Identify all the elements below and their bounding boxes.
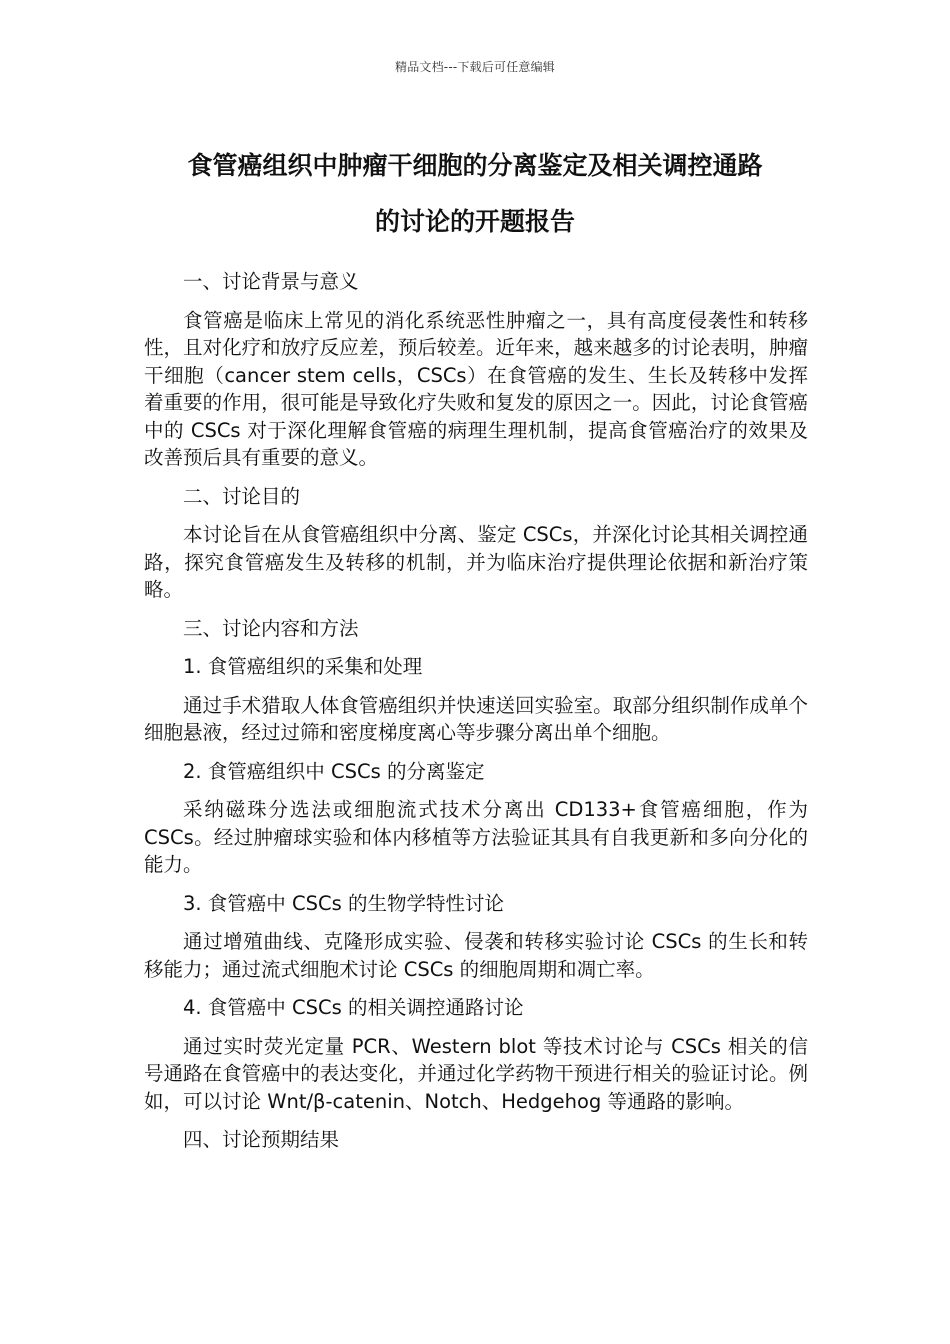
subsection-heading-3: 3. 食管癌中 CSCs 的生物学特性讨论: [183, 891, 504, 915]
subsection-heading-1: 1. 食管癌组织的采集和处理: [183, 655, 423, 678]
paragraph-purpose: 本讨论旨在从食管癌组织中分离、鉴定 CSCs，并深化讨论其相关调控通路，探究食管癌发生及转移的机制，并为临床治疗提供理论依据和新治疗策略。: [144, 523, 808, 601]
paragraph-subsection-2: 采纳磁珠分选法或细胞流式技术分离出 CD133+食管癌细胞，作为 CSCs。经过肿瘤球实验和体内移植等方法验证其具有自我更新和多向分化的能力。: [144, 798, 808, 876]
subsection-heading-4: 4. 食管癌中 CSCs 的相关调控通路讨论: [183, 996, 524, 1019]
section-heading-background: 一、讨论背景与意义: [183, 270, 359, 293]
section-heading-methods: 三、讨论内容和方法: [183, 616, 359, 640]
title-line-2: 的讨论的开题报告: [374, 207, 575, 236]
document-body: [144, 268, 808, 1165]
document-title: [120, 138, 830, 250]
header-note: 精品文档---下载后可任意编辑: [395, 60, 555, 74]
subsection-heading-2: 2. 食管癌组织中 CSCs 的分离鉴定: [183, 759, 485, 783]
title-line-1: 食管癌组织中肿瘤干细胞的分离鉴定及相关调控通路: [187, 151, 763, 180]
paragraph-subsection-4: 通过实时荧光定量 PCR、Western blot 等技术讨论与 CSCs 相关的信号通路在食管癌中的表达变化，并通过化学药物干预进行相关的验证讨论。例如，可以讨论 Wnt/β-catenin、Notch、Hedgehog 等通路的影响。: [144, 1034, 808, 1113]
section-heading-purpose: 二、讨论目的: [183, 484, 301, 508]
section-heading-expected-results: 四、讨论预期结果: [183, 1128, 340, 1151]
paragraph-subsection-3: 通过增殖曲线、克隆形成实验、侵袭和转移实验讨论 CSCs 的生长和转移能力；通过流式细胞术讨论 CSCs 的细胞周期和凋亡率。: [144, 930, 808, 981]
paragraph-subsection-1: 通过手术猎取人体食管癌组织并快速送回实验室。取部分组织制作成单个细胞悬液，经过过筛和密度梯度离心等步骤分离出单个细胞。: [144, 693, 808, 744]
paragraph-background: 食管癌是临床上常见的消化系统恶性肿瘤之一，具有高度侵袭性和转移性，且对化疗和放疗反应差，预后较差。近年来，越来越多的讨论表明，肿瘤干细胞（cancer stem cells，CSCs）在食管癌的发生、生长及转移中发挥着重要的作用，很可能是导致化疗失败和复发的原因之一。因此，讨论食管癌中的 CSCs 对于深化理解食管癌的病理生理机制，提高食管癌治疗的效果及改善预后具有重要的意义。: [144, 308, 808, 469]
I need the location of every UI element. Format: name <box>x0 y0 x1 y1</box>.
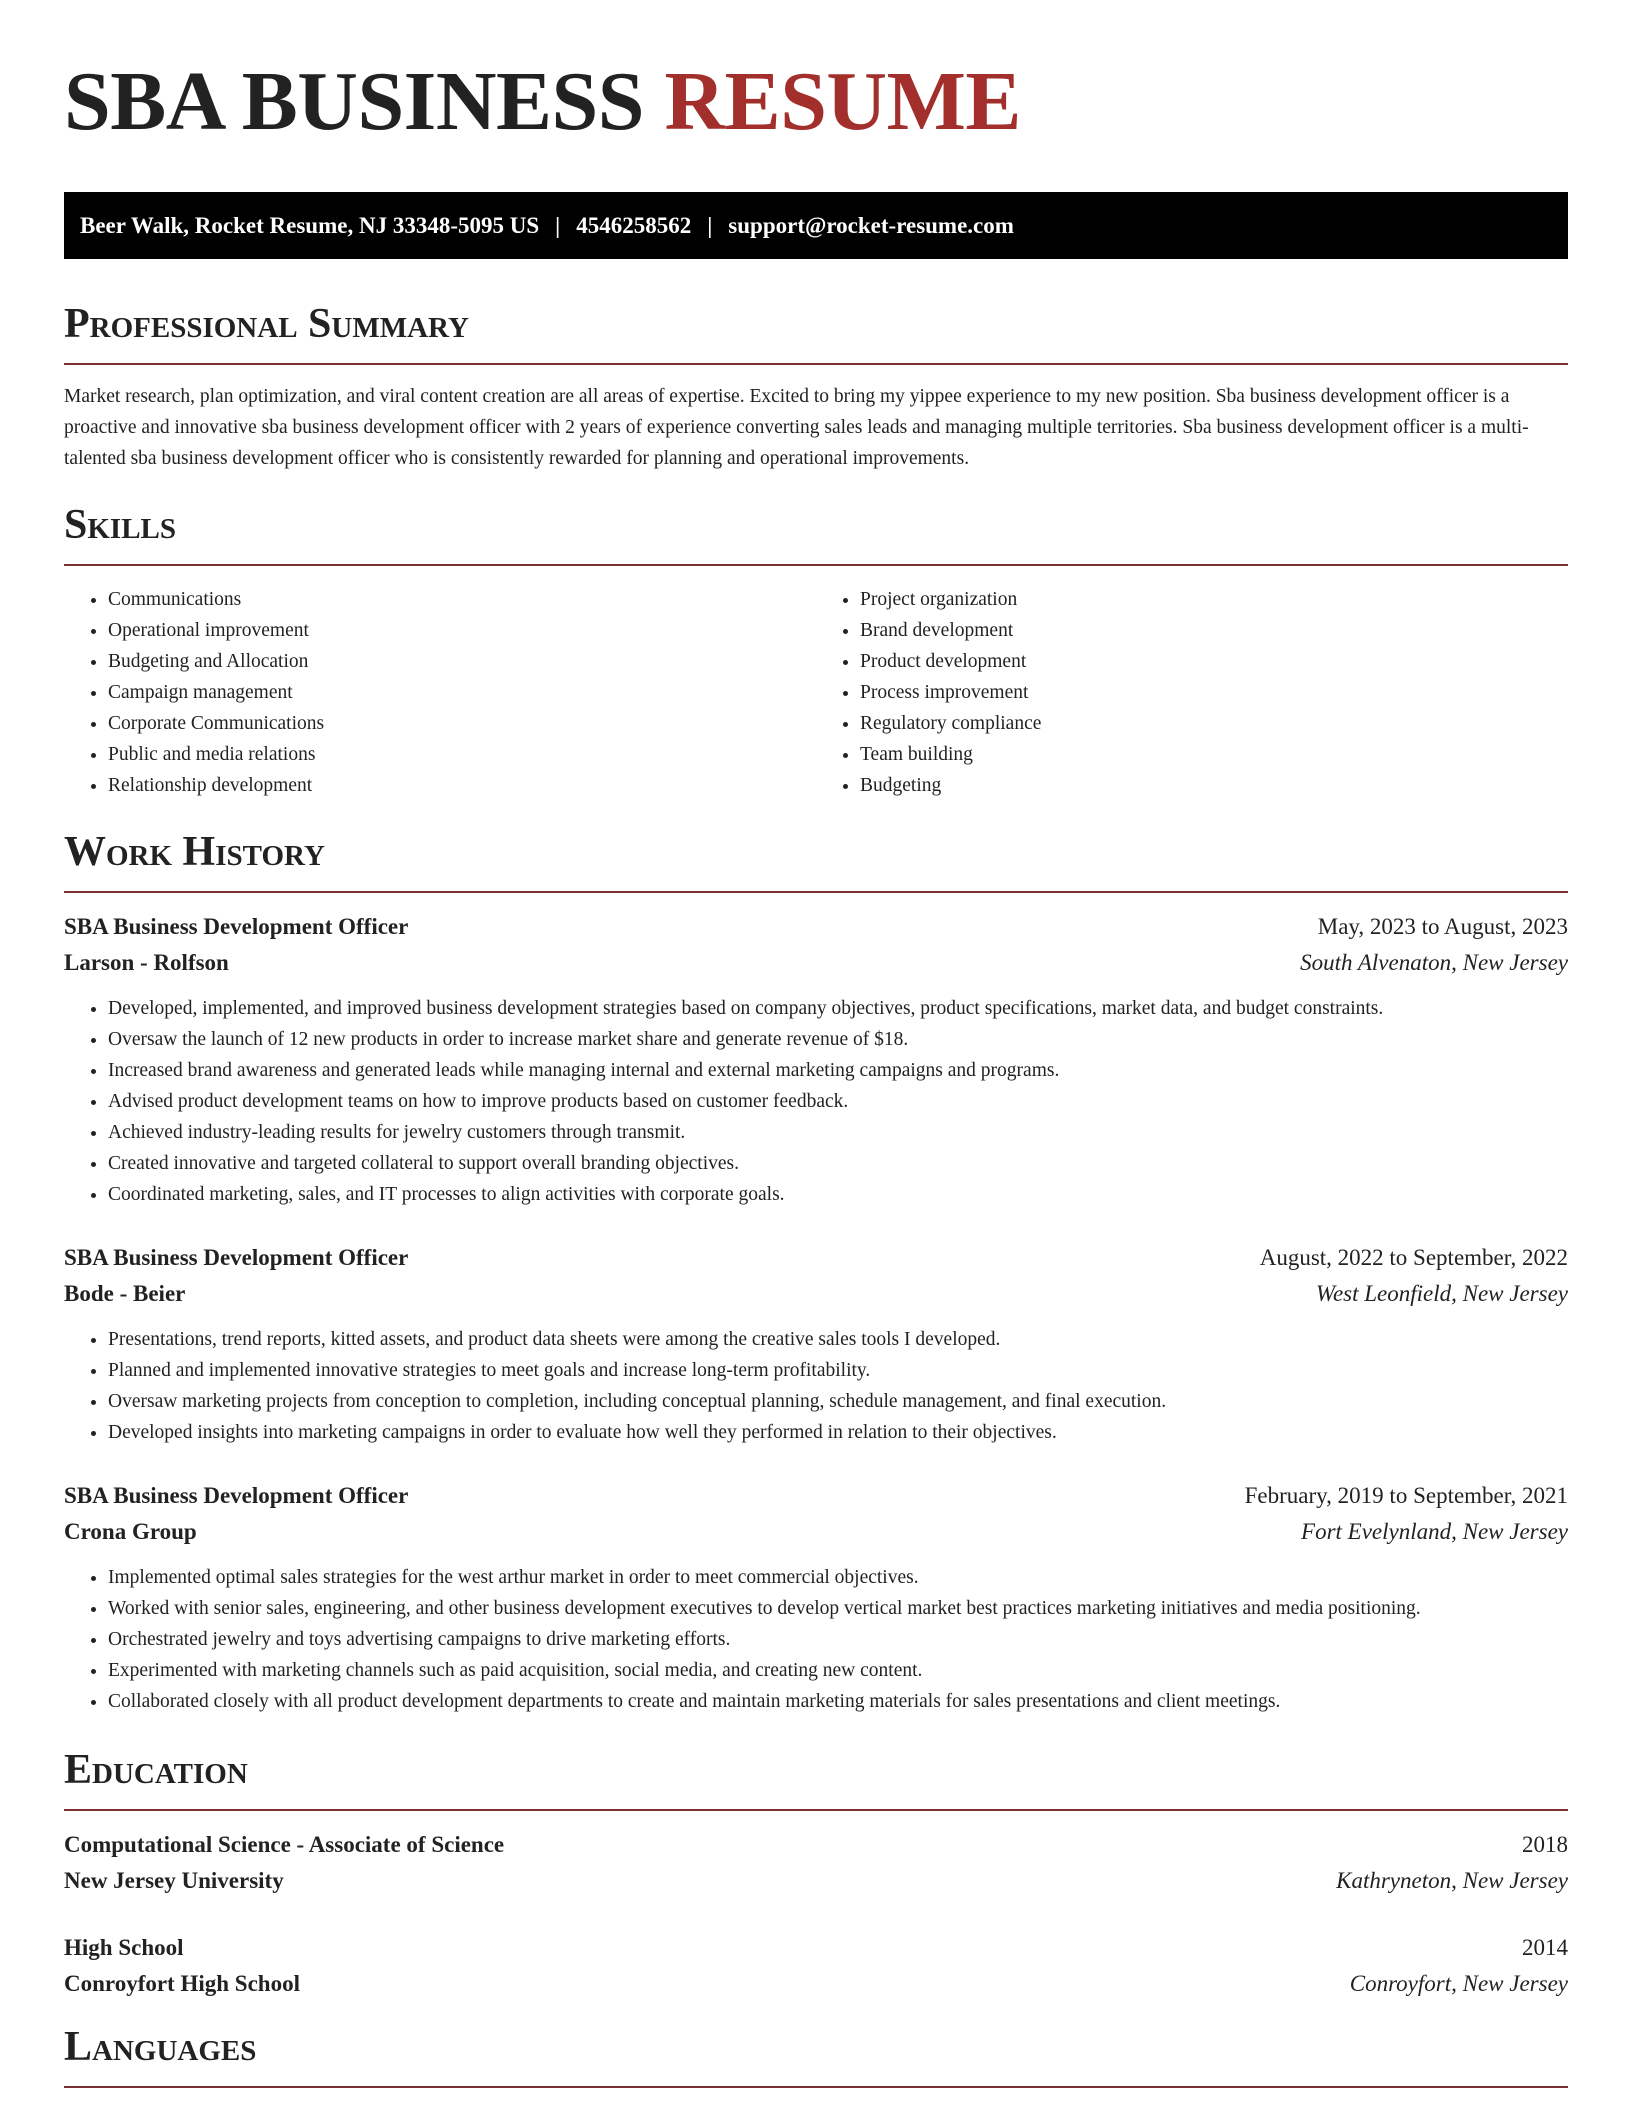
skills-heading: Skills <box>64 500 1568 566</box>
job-bullet: • Planned and implemented innovative strategies to meet goals and increase long-term profitability. <box>108 1355 1568 1386</box>
job-entry <box>64 1478 1568 1717</box>
skills-list <box>64 584 1568 801</box>
job-bullets <box>64 993 1568 1210</box>
education-school: Conroyfort High School <box>64 1971 300 1996</box>
education-year: 2014 <box>1522 1935 1568 1960</box>
resume-title <box>64 52 1568 152</box>
job-dates: May, 2023 to August, 2023 <box>1317 914 1568 939</box>
job-bullet: • Increased brand awareness and generated leads while managing internal and external marketing campaigns and programs. <box>108 1055 1568 1086</box>
education-school-row <box>64 1863 1568 1899</box>
job-bullet: • Oversaw the launch of 12 new products in order to increase market share and generate revenue of $18. <box>108 1024 1568 1055</box>
skill-item: • Budgeting and Allocation <box>108 646 816 677</box>
skills-column-left <box>64 584 816 801</box>
job-title: SBA Business Development Officer <box>64 1245 409 1270</box>
skill-item: • Relationship development <box>108 770 816 801</box>
job-bullet: • Developed insights into marketing campaigns in order to evaluate how well they performed in relation to their objectives. <box>108 1417 1568 1448</box>
job-bullets <box>64 1562 1568 1717</box>
skill-item: • Corporate Communications <box>108 708 816 739</box>
skills-section <box>64 500 1568 801</box>
job-bullet: • Orchestrated jewelry and toys advertising campaigns to drive marketing efforts. <box>108 1624 1568 1655</box>
education-degree-row <box>64 1827 1568 1863</box>
skill-item: • Regulatory compliance <box>860 708 1568 739</box>
education-degree: High School <box>64 1935 184 1960</box>
education-school: New Jersey University <box>64 1868 284 1893</box>
contact-bar <box>64 192 1568 259</box>
languages-section <box>64 2022 1568 2088</box>
contact-separator: | <box>707 212 713 238</box>
contact-address: Beer Walk, Rocket Resume, NJ 33348-5095 US <box>80 212 540 238</box>
skill-item: • Budgeting <box>860 770 1568 801</box>
job-bullet: • Experimented with marketing channels such as paid acquisition, social media, and creating new content. <box>108 1655 1568 1686</box>
job-header-row <box>64 1240 1568 1276</box>
job-company-row <box>64 945 1568 981</box>
job-bullet: • Implemented optimal sales strategies for the west arthur market in order to meet commercial objectives. <box>108 1562 1568 1593</box>
summary-heading: Professional Summary <box>64 299 1568 365</box>
skill-item: • Team building <box>860 739 1568 770</box>
education-year: 2018 <box>1522 1832 1568 1857</box>
job-bullet: • Advised product development teams on how to improve products based on customer feedback. <box>108 1086 1568 1117</box>
job-header-row <box>64 1478 1568 1514</box>
work-history-heading: Work History <box>64 827 1568 893</box>
skills-column-right <box>816 584 1568 801</box>
education-location: Kathryneton, New Jersey <box>1336 1868 1568 1893</box>
skill-item: • Process improvement <box>860 677 1568 708</box>
skill-item: • Communications <box>108 584 816 615</box>
job-bullet: • Developed, implemented, and improved business development strategies based on company objectives, product specifications, market data, and budget constraints. <box>108 993 1568 1024</box>
job-location: South Alvenaton, New Jersey <box>1300 950 1568 975</box>
job-title: SBA Business Development Officer <box>64 1483 409 1508</box>
work-history-section <box>64 827 1568 1717</box>
job-dates: August, 2022 to September, 2022 <box>1259 1245 1568 1270</box>
job-entry <box>64 1240 1568 1448</box>
skill-item: • Public and media relations <box>108 739 816 770</box>
education-degree-row <box>64 1930 1568 1966</box>
job-header-row <box>64 909 1568 945</box>
education-section <box>64 1745 1568 2002</box>
skill-item: • Brand development <box>860 615 1568 646</box>
summary-text: Market research, plan optimization, and viral content creation are all areas of expertise. Excited to bring my yippee experience to my new position. Sba business development officer is a proactive and innovative sba business development officer with 2 years of experience converting sales leads and managing multiple territories. Sba business development officer is a multi-talented sba business development officer who is consistently rewarded for planning and operational improvements. <box>64 386 1529 469</box>
job-company-row <box>64 1514 1568 1550</box>
education-entry <box>64 1827 1568 1899</box>
skill-item: • Product development <box>860 646 1568 677</box>
skill-item: • Project organization <box>860 584 1568 615</box>
job-bullet: • Presentations, trend reports, kitted assets, and product data sheets were among the creative sales tools I developed. <box>108 1324 1568 1355</box>
job-company: Larson - Rolfson <box>64 950 229 975</box>
job-location: West Leonfield, New Jersey <box>1315 1281 1568 1306</box>
title-part-2: RESUME <box>664 55 1021 148</box>
job-location: Fort Evelynland, New Jersey <box>1301 1519 1568 1544</box>
education-entry <box>64 1930 1568 2002</box>
job-bullet: • Created innovative and targeted collateral to support overall branding objectives. <box>108 1148 1568 1179</box>
job-bullet: • Achieved industry-leading results for jewelry customers through transmit. <box>108 1117 1568 1148</box>
summary-section <box>64 299 1568 474</box>
job-bullet: • Worked with senior sales, engineering, and other business development executives to develop vertical market best practices marketing initiatives and media positioning. <box>108 1593 1568 1624</box>
education-degree: Computational Science - Associate of Science <box>64 1832 505 1857</box>
job-company: Crona Group <box>64 1519 197 1544</box>
job-bullet: • Oversaw marketing projects from conception to completion, including conceptual planning, schedule management, and final execution. <box>108 1386 1568 1417</box>
skill-item: • Campaign management <box>108 677 816 708</box>
skill-item: • Operational improvement <box>108 615 816 646</box>
job-bullet: • Collaborated closely with all product development departments to create and maintain marketing materials for sales presentations and client meetings. <box>108 1686 1568 1717</box>
education-heading: Education <box>64 1745 1568 1811</box>
contact-phone: 4546258562 <box>576 212 692 238</box>
job-company-row <box>64 1276 1568 1312</box>
job-company: Bode - Beier <box>64 1281 186 1306</box>
education-location: Conroyfort, New Jersey <box>1349 1971 1568 1996</box>
job-dates: February, 2019 to September, 2021 <box>1244 1483 1568 1508</box>
contact-separator: | <box>555 212 561 238</box>
languages-heading: Languages <box>64 2022 1568 2088</box>
education-school-row <box>64 1966 1568 2002</box>
job-bullets <box>64 1324 1568 1448</box>
job-title: SBA Business Development Officer <box>64 914 409 939</box>
job-entry <box>64 909 1568 1210</box>
job-bullet: • Coordinated marketing, sales, and IT processes to align activities with corporate goals. <box>108 1179 1568 1210</box>
contact-email: support@rocket-resume.com <box>728 212 1014 238</box>
title-part-1: SBA BUSINESS <box>64 55 665 148</box>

▶ _Task goal_
Check the records above and copy each line that has the string "header".

▶ _Response to the task_
header-note: 精品文档---下载后可任意编辑: [395, 60, 555, 74]
job-header-row <box>64 1240 1568 1276</box>
job-header-row <box>64 1478 1568 1514</box>
job-header-row <box>64 909 1568 945</box>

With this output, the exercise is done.